DATA RECORDS:
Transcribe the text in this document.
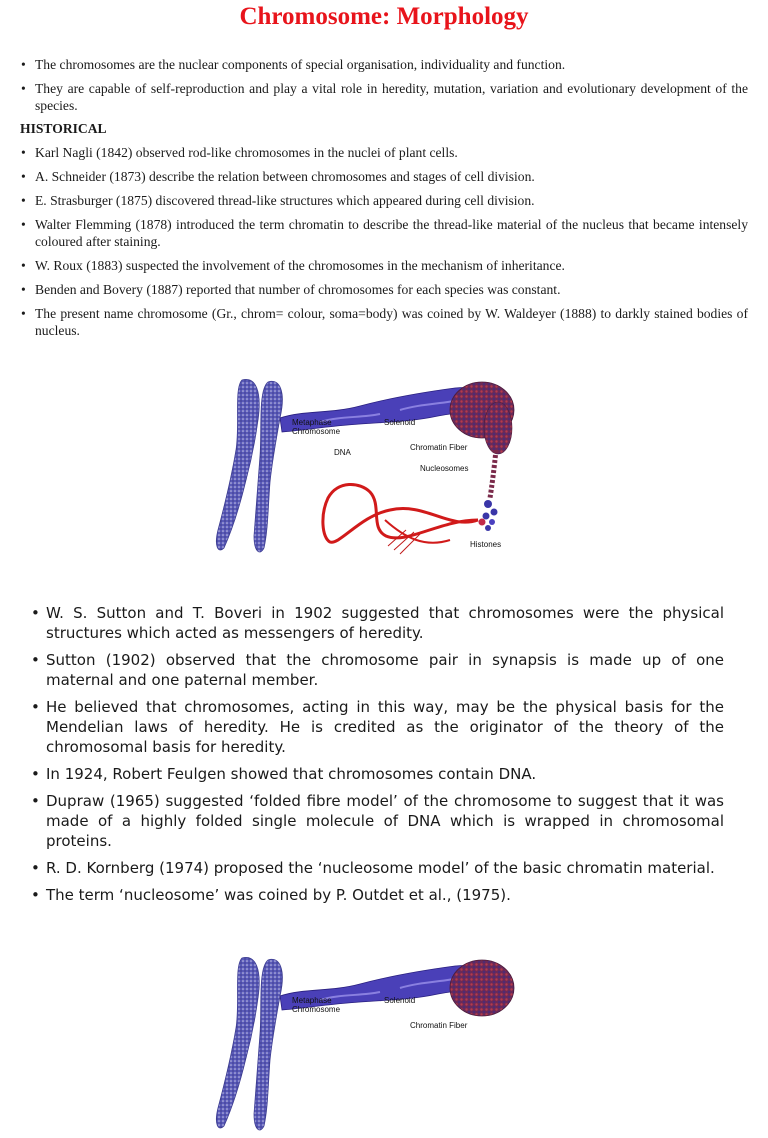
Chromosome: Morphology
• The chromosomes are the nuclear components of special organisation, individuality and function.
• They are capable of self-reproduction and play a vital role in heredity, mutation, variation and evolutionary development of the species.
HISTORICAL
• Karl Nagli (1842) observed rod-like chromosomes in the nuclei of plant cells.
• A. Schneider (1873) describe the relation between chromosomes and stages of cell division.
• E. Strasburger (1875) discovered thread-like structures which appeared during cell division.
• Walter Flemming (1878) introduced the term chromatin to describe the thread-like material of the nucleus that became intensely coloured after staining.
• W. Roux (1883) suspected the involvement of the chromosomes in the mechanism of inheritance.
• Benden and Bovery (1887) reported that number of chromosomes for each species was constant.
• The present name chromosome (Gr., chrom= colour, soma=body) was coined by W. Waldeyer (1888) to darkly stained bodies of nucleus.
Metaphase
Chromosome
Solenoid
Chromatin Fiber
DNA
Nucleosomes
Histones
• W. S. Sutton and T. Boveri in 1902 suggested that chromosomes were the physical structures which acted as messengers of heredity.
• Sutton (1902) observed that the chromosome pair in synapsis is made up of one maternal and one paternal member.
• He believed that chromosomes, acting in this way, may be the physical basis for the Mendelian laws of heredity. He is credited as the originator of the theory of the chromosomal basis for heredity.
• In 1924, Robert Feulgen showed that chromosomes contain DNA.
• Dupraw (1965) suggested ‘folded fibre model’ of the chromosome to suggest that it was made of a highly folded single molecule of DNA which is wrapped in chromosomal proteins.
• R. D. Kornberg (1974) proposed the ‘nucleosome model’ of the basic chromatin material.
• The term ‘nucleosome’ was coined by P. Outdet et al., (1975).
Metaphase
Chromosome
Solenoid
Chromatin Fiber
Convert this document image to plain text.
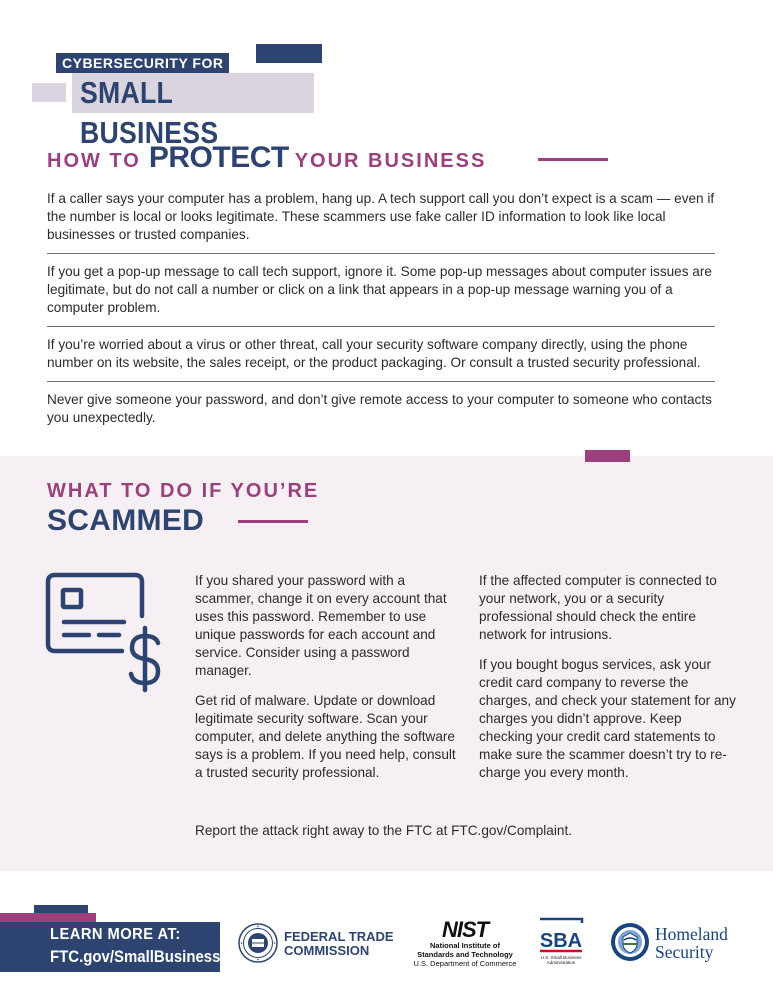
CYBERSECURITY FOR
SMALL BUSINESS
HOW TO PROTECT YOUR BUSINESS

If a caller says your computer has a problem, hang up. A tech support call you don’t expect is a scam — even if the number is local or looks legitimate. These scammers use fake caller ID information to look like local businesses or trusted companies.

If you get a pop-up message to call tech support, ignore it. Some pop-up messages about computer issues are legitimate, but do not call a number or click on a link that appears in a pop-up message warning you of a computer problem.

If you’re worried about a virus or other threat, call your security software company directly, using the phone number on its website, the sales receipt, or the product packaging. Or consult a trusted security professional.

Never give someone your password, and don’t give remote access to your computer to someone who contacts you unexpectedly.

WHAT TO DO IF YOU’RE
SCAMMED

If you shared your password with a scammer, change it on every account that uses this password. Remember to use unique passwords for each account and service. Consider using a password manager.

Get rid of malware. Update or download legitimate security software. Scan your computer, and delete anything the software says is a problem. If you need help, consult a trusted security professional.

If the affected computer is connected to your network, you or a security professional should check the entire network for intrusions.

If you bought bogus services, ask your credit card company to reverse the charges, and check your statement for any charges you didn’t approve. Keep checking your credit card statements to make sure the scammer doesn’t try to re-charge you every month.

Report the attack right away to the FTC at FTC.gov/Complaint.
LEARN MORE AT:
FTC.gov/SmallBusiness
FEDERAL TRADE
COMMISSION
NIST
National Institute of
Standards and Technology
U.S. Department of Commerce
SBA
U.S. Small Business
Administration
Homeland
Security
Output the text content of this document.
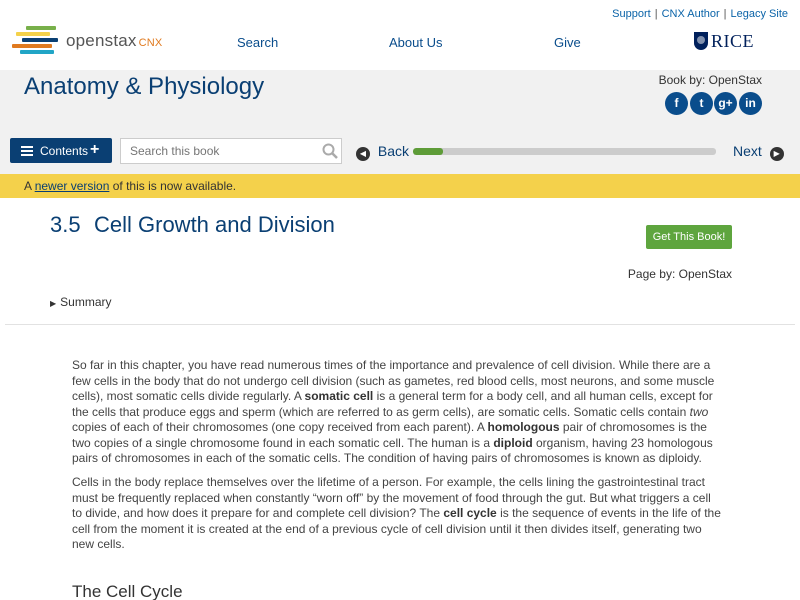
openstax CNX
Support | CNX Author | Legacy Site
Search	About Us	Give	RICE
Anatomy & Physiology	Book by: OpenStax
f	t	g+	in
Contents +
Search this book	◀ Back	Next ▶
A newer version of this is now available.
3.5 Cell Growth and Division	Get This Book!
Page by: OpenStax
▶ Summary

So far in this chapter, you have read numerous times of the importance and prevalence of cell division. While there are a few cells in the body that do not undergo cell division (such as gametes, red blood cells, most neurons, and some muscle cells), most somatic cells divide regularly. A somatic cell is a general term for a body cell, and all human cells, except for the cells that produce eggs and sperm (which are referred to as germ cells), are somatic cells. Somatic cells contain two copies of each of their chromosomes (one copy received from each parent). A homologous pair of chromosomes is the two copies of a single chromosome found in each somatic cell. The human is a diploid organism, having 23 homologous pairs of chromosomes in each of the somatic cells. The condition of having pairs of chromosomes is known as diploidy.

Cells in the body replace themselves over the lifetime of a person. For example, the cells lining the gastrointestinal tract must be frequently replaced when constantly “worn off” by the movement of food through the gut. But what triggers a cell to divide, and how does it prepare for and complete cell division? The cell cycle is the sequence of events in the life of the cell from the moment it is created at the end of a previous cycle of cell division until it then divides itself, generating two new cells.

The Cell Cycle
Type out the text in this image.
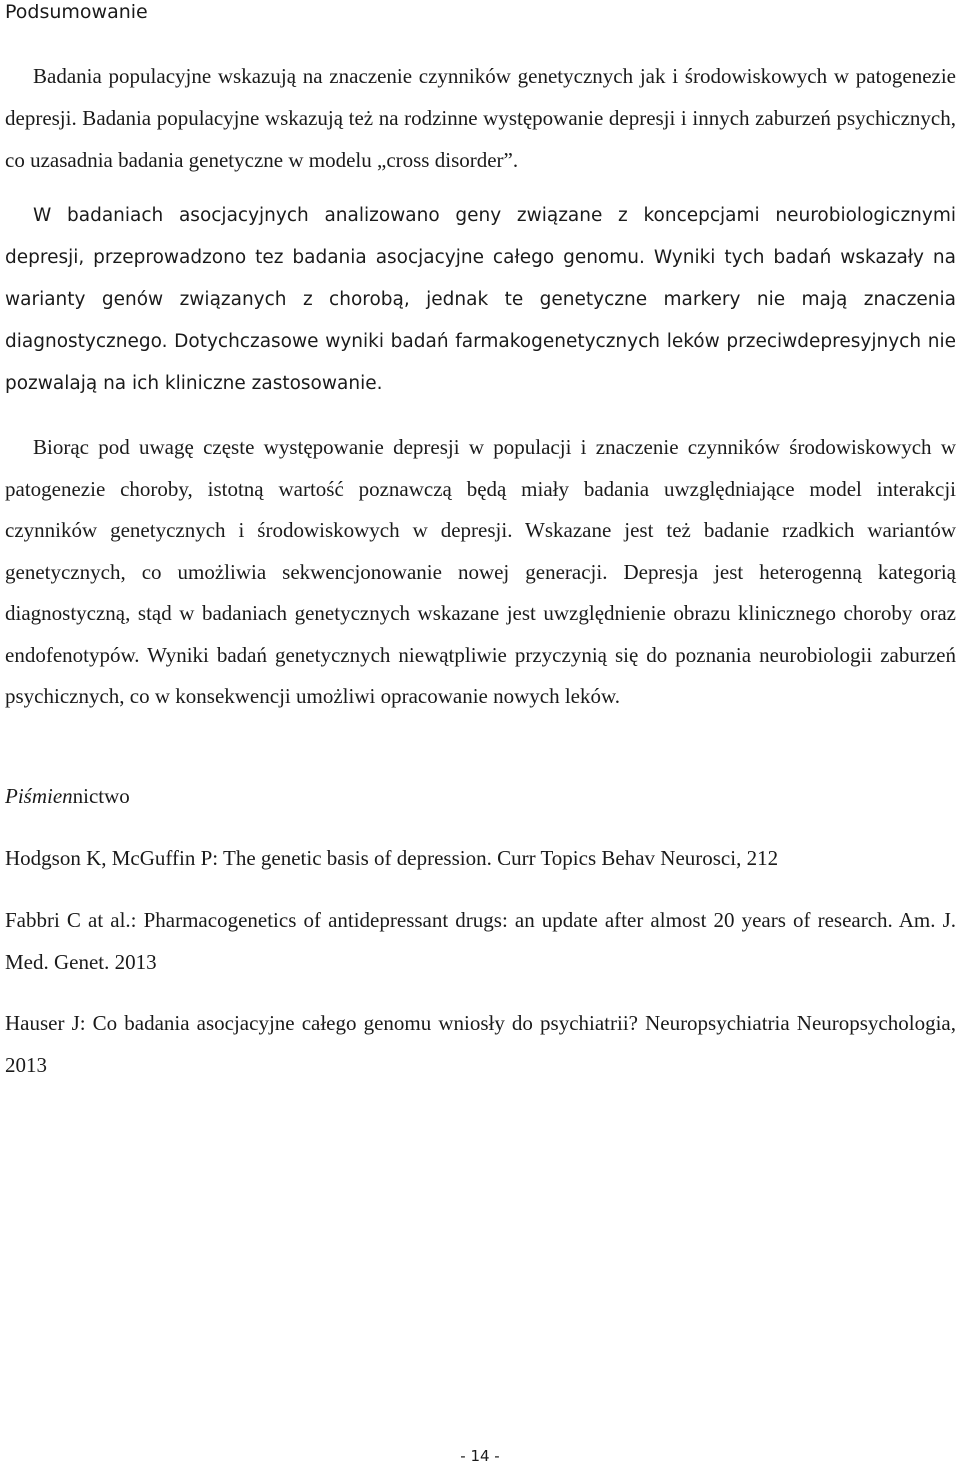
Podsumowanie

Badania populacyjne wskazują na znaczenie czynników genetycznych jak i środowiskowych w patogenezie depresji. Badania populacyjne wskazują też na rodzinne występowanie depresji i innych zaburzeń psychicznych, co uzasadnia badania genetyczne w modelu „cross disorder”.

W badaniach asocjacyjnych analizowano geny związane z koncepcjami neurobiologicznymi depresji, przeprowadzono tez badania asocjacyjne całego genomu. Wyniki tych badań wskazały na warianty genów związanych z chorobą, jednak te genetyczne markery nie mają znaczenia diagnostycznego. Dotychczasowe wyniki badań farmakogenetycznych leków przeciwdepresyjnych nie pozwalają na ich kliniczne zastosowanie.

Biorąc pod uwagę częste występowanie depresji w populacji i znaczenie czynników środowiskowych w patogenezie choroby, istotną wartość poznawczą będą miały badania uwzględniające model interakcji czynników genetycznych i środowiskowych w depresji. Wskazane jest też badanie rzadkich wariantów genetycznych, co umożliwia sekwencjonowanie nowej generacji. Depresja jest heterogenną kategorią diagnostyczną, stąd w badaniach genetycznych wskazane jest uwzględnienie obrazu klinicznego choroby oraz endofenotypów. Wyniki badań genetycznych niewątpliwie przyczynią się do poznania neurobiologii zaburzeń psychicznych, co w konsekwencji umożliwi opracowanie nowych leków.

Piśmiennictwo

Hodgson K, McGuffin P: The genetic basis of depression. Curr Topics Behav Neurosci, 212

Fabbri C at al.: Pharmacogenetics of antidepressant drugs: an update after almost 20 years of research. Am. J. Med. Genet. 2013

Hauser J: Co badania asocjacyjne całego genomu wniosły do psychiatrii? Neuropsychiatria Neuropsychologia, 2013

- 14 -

WORK TO COMPLETE: Pictures are to be left out, while the records are copied word for word.

ANSWER SECTION:
Transcribe the text in this document.
Chromosome: Morphology
• The chromosomes are the nuclear components of special organisation, individuality and function.
• They are capable of self-reproduction and play a vital role in heredity, mutation, variation and evolutionary development of the species.
HISTORICAL
• Karl Nagli (1842) observed rod-like chromosomes in the nuclei of plant cells.
• A. Schneider (1873) describe the relation between chromosomes and stages of cell division.
• E. Strasburger (1875) discovered thread-like structures which appeared during cell division.
• Walter Flemming (1878) introduced the term chromatin to describe the thread-like material of the nucleus that became intensely coloured after staining.
• W. Roux (1883) suspected the involvement of the chromosomes in the mechanism of inheritance.
• Benden and Bovery (1887) reported that number of chromosomes for each species was constant.
• The present name chromosome (Gr., chrom= colour, soma=body) was coined by W. Waldeyer (1888) to darkly stained bodies of nucleus.
Metaphase
Chromosome
Solenoid
Chromatin Fiber
DNA
Nucleosomes
Histones
• W. S. Sutton and T. Boveri in 1902 suggested that chromosomes were the physical structures which acted as messengers of heredity.
• Sutton (1902) observed that the chromosome pair in synapsis is made up of one maternal and one paternal member.
• He believed that chromosomes, acting in this way, may be the physical basis for the Mendelian laws of heredity. He is credited as the originator of the theory of the chromosomal basis for heredity.
• In 1924, Robert Feulgen showed that chromosomes contain DNA.
• Dupraw (1965) suggested ‘folded fibre model’ of the chromosome to suggest that it was made of a highly folded single molecule of DNA which is wrapped in chromosomal proteins.
• R. D. Kornberg (1974) proposed the ‘nucleosome model’ of the basic chromatin material.
• The term ‘nucleosome’ was coined by P. Outdet et al., (1975).
Metaphase
Chromosome
Solenoid
Chromatin Fiber
Convert this document image to plain text.
CYBERSECURITY FOR
SMALL BUSINESS
HOW TO PROTECT YOUR BUSINESS

If a caller says your computer has a problem, hang up. A tech support call you don’t expect is a scam — even if the number is local or looks legitimate. These scammers use fake caller ID information to look like local businesses or trusted companies.

If you get a pop-up message to call tech support, ignore it. Some pop-up messages about computer issues are legitimate, but do not call a number or click on a link that appears in a pop-up message warning you of a computer problem.

If you’re worried about a virus or other threat, call your security software company directly, using the phone number on its website, the sales receipt, or the product packaging. Or consult a trusted security professional.

Never give someone your password, and don’t give remote access to your computer to someone who contacts you unexpectedly.

WHAT TO DO IF YOU’RE
SCAMMED

If you shared your password with a scammer, change it on every account that uses this password. Remember to use unique passwords for each account and service. Consider using a password manager.

Get rid of malware. Update or download legitimate security software. Scan your computer, and delete anything the software says is a problem. If you need help, consult a trusted security professional.

If the affected computer is connected to your network, you or a security professional should check the entire network for intrusions.

If you bought bogus services, ask your credit card company to reverse the charges, and check your statement for any charges you didn’t approve. Keep checking your credit card statements to make sure the scammer doesn’t try to re-charge you every month.

Report the attack right away to the FTC at FTC.gov/Complaint.
LEARN MORE AT:
FTC.gov/SmallBusiness
FEDERAL TRADE
COMMISSION
NIST
National Institute of
Standards and Technology
U.S. Department of Commerce
SBA
U.S. Small Business
Administration
Homeland
Security
Output the text content of this document.
openstax CNX
Support | CNX Author | Legacy Site
Search	About Us	Give	RICE
Anatomy & Physiology	Book by: OpenStax
f	t	g+	in
Contents +
Search this book	◀ Back	Next ▶
A newer version of this is now available.
3.5 Cell Growth and Division	Get This Book!
Page by: OpenStax
▶ Summary

So far in this chapter, you have read numerous times of the importance and prevalence of cell division. While there are a few cells in the body that do not undergo cell division (such as gametes, red blood cells, most neurons, and some muscle cells), most somatic cells divide regularly. A somatic cell is a general term for a body cell, and all human cells, except for the cells that produce eggs and sperm (which are referred to as germ cells), are somatic cells. Somatic cells contain two copies of each of their chromosomes (one copy received from each parent). A homologous pair of chromosomes is the two copies of a single chromosome found in each somatic cell. The human is a diploid organism, having 23 homologous pairs of chromosomes in each of the somatic cells. The condition of having pairs of chromosomes is known as diploidy.

Cells in the body replace themselves over the lifetime of a person. For example, the cells lining the gastrointestinal tract must be frequently replaced when constantly “worn off” by the movement of food through the gut. But what triggers a cell to divide, and how does it prepare for and complete cell division? The cell cycle is the sequence of events in the life of the cell from the moment it is created at the end of a previous cycle of cell division until it then divides itself, generating two new cells.

The Cell Cycle
Type out the text in this image.
Podsumowanie

Badania populacyjne wskazują na znaczenie czynników genetycznych jak i środowiskowych w patogenezie depresji. Badania populacyjne wskazują też na rodzinne występowanie depresji i innych zaburzeń psychicznych, co uzasadnia badania genetyczne w modelu „cross disorder”.

W badaniach asocjacyjnych analizowano geny związane z koncepcjami neurobiologicznymi depresji, przeprowadzono tez badania asocjacyjne całego genomu. Wyniki tych badań wskazały na warianty genów związanych z chorobą, jednak te genetyczne markery nie mają znaczenia diagnostycznego. Dotychczasowe wyniki badań farmakogenetycznych leków przeciwdepresyjnych nie pozwalają na ich kliniczne zastosowanie.

Biorąc pod uwagę częste występowanie depresji w populacji i znaczenie czynników środowiskowych w patogenezie choroby, istotną wartość poznawczą będą miały badania uwzględniające model interakcji czynników genetycznych i środowiskowych w depresji. Wskazane jest też badanie rzadkich wariantów genetycznych, co umożliwia sekwencjonowanie nowej generacji. Depresja jest heterogenną kategorią diagnostyczną, stąd w badaniach genetycznych wskazane jest uwzględnienie obrazu klinicznego choroby oraz endofenotypów. Wyniki badań genetycznych niewątpliwie przyczynią się do poznania neurobiologii zaburzeń psychicznych, co w konsekwencji umożliwi opracowanie nowych leków.

Piśmiennictwo

Hodgson K, McGuffin P: The genetic basis of depression. Curr Topics Behav Neurosci, 212

Fabbri C at al.: Pharmacogenetics of antidepressant drugs: an update after almost 20 years of research. Am. J. Med. Genet. 2013

Hauser J: Co badania asocjacyjne całego genomu wniosły do psychiatrii? Neuropsychiatria Neuropsychologia, 2013

- 14 -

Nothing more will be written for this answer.